What you are asked to do: Rewrite the listing lines starting at the one containing "svg-text:0.3 mm/s: 0.3" and ending at the one containing "svg-text:20: 20 xyxy=(632,89,644,100)". Put "Ti-6Al-4V" wherever "Titanium 6Al-4V" appears, and leave everything else in those lines unchanged.
═══ Dataset content ═══
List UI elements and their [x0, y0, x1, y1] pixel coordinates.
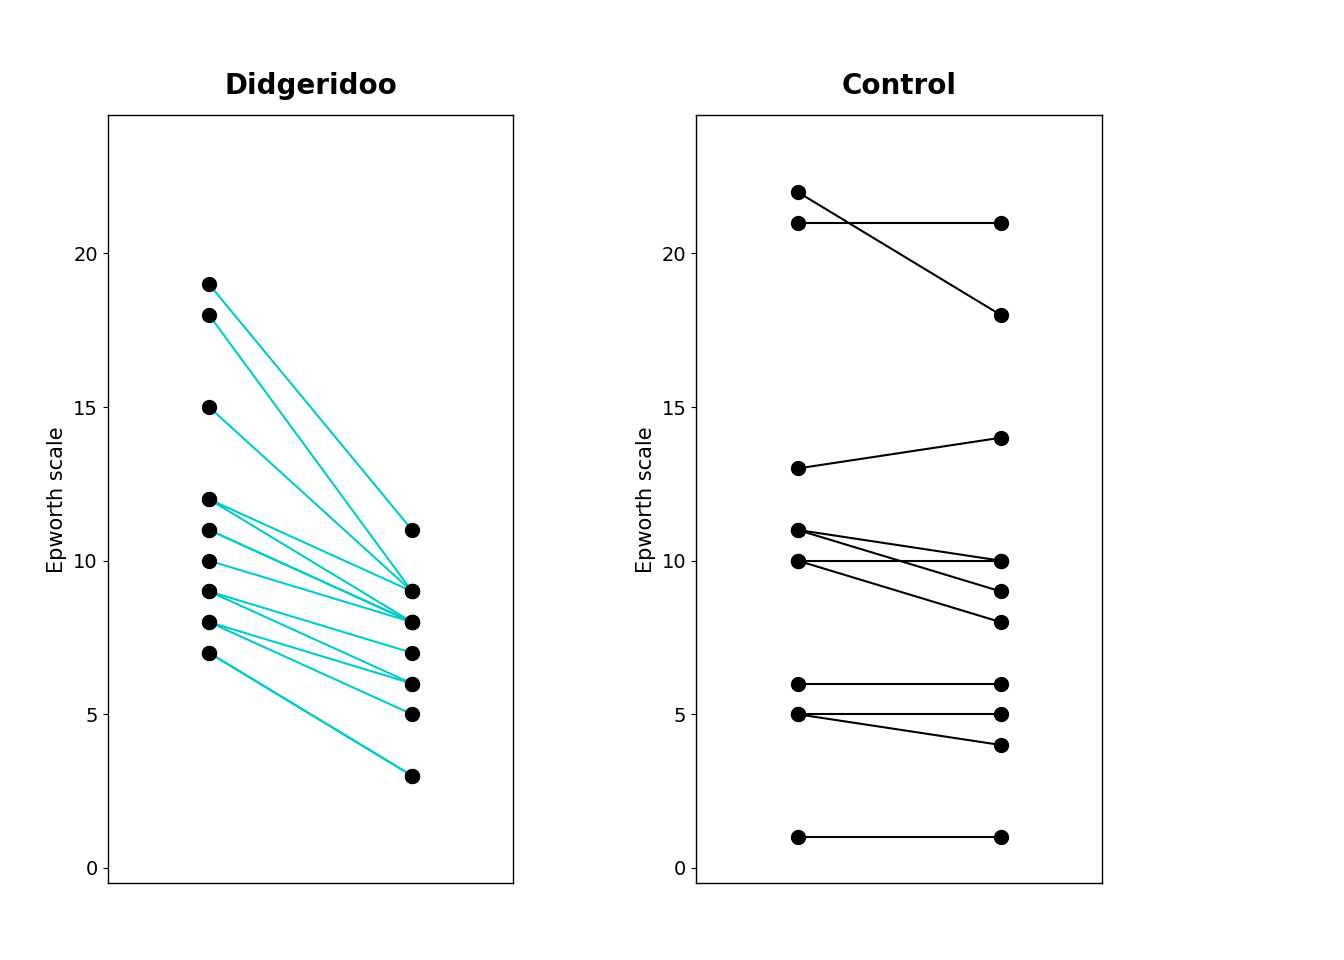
- Point: [989, 676, 1011, 691]
- Point: [989, 553, 1011, 568]
- Point: [402, 768, 423, 783]
- Point: [199, 645, 220, 660]
- Point: [199, 307, 220, 323]
- Point: [199, 399, 220, 415]
- Point: [786, 522, 808, 538]
- Point: [786, 707, 808, 722]
- Point: [989, 707, 1011, 722]
- Point: [199, 614, 220, 630]
- Point: [199, 492, 220, 507]
- Point: [989, 553, 1011, 568]
- Point: [989, 307, 1011, 323]
- Point: [402, 584, 423, 599]
- Y-axis label: Epworth scale: Epworth scale: [47, 426, 67, 572]
- Point: [786, 461, 808, 476]
- Point: [199, 553, 220, 568]
- Point: [989, 584, 1011, 599]
- Title: Control: Control: [841, 72, 957, 101]
- Point: [402, 707, 423, 722]
- Point: [402, 676, 423, 691]
- Point: [199, 492, 220, 507]
- Title: Didgeridoo: Didgeridoo: [224, 72, 396, 101]
- Point: [402, 614, 423, 630]
- Point: [989, 215, 1011, 230]
- Point: [402, 584, 423, 599]
- Point: [199, 584, 220, 599]
- Point: [989, 829, 1011, 845]
- Point: [402, 768, 423, 783]
- Point: [786, 553, 808, 568]
- Point: [402, 676, 423, 691]
- Point: [199, 522, 220, 538]
- Point: [786, 184, 808, 200]
- Point: [199, 522, 220, 538]
- Point: [199, 645, 220, 660]
- Point: [402, 645, 423, 660]
- Point: [786, 829, 808, 845]
- Point: [989, 430, 1011, 445]
- Point: [786, 707, 808, 722]
- Point: [786, 676, 808, 691]
- Point: [786, 215, 808, 230]
- Point: [402, 614, 423, 630]
- Point: [199, 614, 220, 630]
- Point: [989, 737, 1011, 753]
- Point: [402, 614, 423, 630]
- Point: [199, 276, 220, 292]
- Point: [402, 584, 423, 599]
- Y-axis label: Epworth scale: Epworth scale: [636, 426, 656, 572]
- Point: [786, 553, 808, 568]
- Point: [989, 614, 1011, 630]
- Point: [402, 522, 423, 538]
- Point: [199, 584, 220, 599]
- Point: [786, 522, 808, 538]
- Point: [402, 614, 423, 630]
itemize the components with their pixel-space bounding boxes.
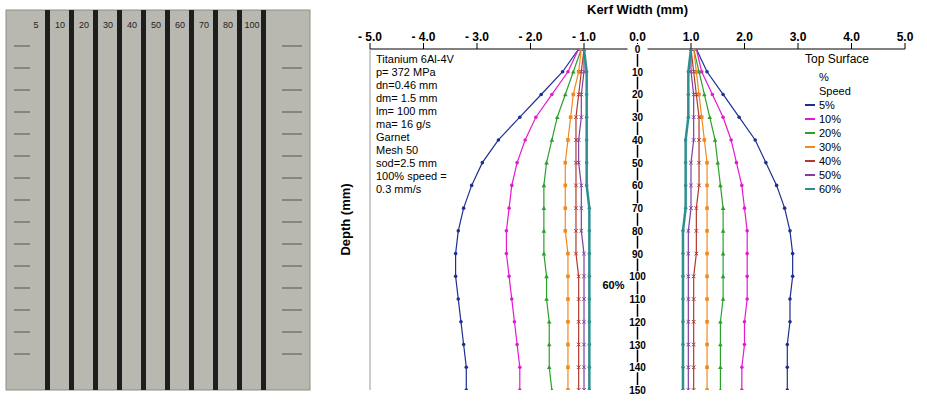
svg-text:0.3 mm/s: 0.3 mm/s xyxy=(376,183,422,195)
svg-text:lm= 100 mm: lm= 100 mm xyxy=(376,105,437,117)
svg-text:%: % xyxy=(819,71,829,83)
svg-text:10: 10 xyxy=(632,67,644,78)
svg-text:- 4.0: - 4.0 xyxy=(411,30,435,44)
svg-text:70: 70 xyxy=(632,203,644,214)
svg-text:90: 90 xyxy=(632,249,644,260)
svg-text:Titanium 6Al-4V: Titanium 6Al-4V xyxy=(376,53,455,65)
svg-text:30: 30 xyxy=(632,112,644,123)
svg-text:20: 20 xyxy=(632,89,644,100)
svg-text:Top Surface: Top Surface xyxy=(805,52,869,66)
svg-text:1.0: 1.0 xyxy=(683,30,700,44)
svg-text:60: 60 xyxy=(632,180,644,191)
svg-text:Mesh 50: Mesh 50 xyxy=(376,144,418,156)
svg-text:10: 10 xyxy=(55,20,65,30)
svg-text:100: 100 xyxy=(629,271,646,282)
svg-text:5%: 5% xyxy=(819,99,835,111)
svg-text:- 2.0: - 2.0 xyxy=(518,30,542,44)
svg-text:3.0: 3.0 xyxy=(790,30,807,44)
svg-text:0.0: 0.0 xyxy=(629,30,646,44)
svg-text:30: 30 xyxy=(103,20,113,30)
svg-text:100% speed =: 100% speed = xyxy=(376,170,447,182)
svg-text:5.0: 5.0 xyxy=(897,30,914,44)
svg-text:- 1.0: - 1.0 xyxy=(572,30,596,44)
svg-text:- 5.0: - 5.0 xyxy=(358,30,382,44)
svg-text:4.0: 4.0 xyxy=(843,30,860,44)
svg-text:10%: 10% xyxy=(819,113,841,125)
svg-text:dm= 1.5 mm: dm= 1.5 mm xyxy=(376,92,437,104)
svg-text:- 3.0: - 3.0 xyxy=(465,30,489,44)
svg-text:50: 50 xyxy=(151,20,161,30)
svg-text:Garnet: Garnet xyxy=(376,131,410,143)
svg-text:140: 140 xyxy=(629,362,646,373)
svg-text:2.0: 2.0 xyxy=(736,30,753,44)
svg-text:30%: 30% xyxy=(819,141,841,153)
svg-text:50: 50 xyxy=(632,158,644,169)
svg-text:dn=0.46 mm: dn=0.46 mm xyxy=(376,79,437,91)
svg-text:40%: 40% xyxy=(819,155,841,167)
svg-text:20: 20 xyxy=(79,20,89,30)
svg-text:150: 150 xyxy=(629,385,646,396)
svg-text:80: 80 xyxy=(632,226,644,237)
svg-text:120: 120 xyxy=(629,317,646,328)
svg-text:80: 80 xyxy=(223,20,233,30)
svg-text:p= 372 MPa: p= 372 MPa xyxy=(376,66,437,78)
svg-text:Speed: Speed xyxy=(819,85,851,97)
svg-text:100: 100 xyxy=(244,20,259,30)
svg-text:40: 40 xyxy=(632,135,644,146)
svg-text:sod=2.5 mm: sod=2.5 mm xyxy=(376,157,437,169)
svg-text:60%: 60% xyxy=(602,279,624,291)
svg-text:50%: 50% xyxy=(819,169,841,181)
html-text:Kerf Width (mm): Kerf Width (mm) xyxy=(587,2,688,17)
svg-text:0: 0 xyxy=(635,44,641,55)
svg-text:70: 70 xyxy=(199,20,209,30)
svg-text:ma= 16 g/s: ma= 16 g/s xyxy=(376,118,431,130)
svg-text:20%: 20% xyxy=(819,127,841,139)
svg-text:5: 5 xyxy=(33,20,38,30)
svg-text:110: 110 xyxy=(629,294,646,305)
svg-text:130: 130 xyxy=(629,340,646,351)
svg-text:40: 40 xyxy=(127,20,137,30)
svg-text:60%: 60% xyxy=(819,183,841,195)
svg-text:60: 60 xyxy=(175,20,185,30)
svg-text:Depth (mm): Depth (mm) xyxy=(338,183,353,255)
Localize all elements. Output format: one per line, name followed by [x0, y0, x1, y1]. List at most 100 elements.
═══
Output for this task:
svg-text:0.3 mm/s: 0.3 mm/s xyxy=(376,183,422,195)
svg-text:lm= 100 mm: lm= 100 mm xyxy=(376,105,437,117)
svg-text:%: % xyxy=(819,71,829,83)
svg-text:10: 10 xyxy=(632,67,644,78)
svg-text:- 4.0: - 4.0 xyxy=(411,30,435,44)
svg-text:70: 70 xyxy=(632,203,644,214)
svg-text:90: 90 xyxy=(632,249,644,260)
svg-text:Ti-6Al-4V: Ti-6Al-4V xyxy=(376,53,455,65)
svg-text:30: 30 xyxy=(632,112,644,123)
svg-text:20: 20 xyxy=(632,89,644,100)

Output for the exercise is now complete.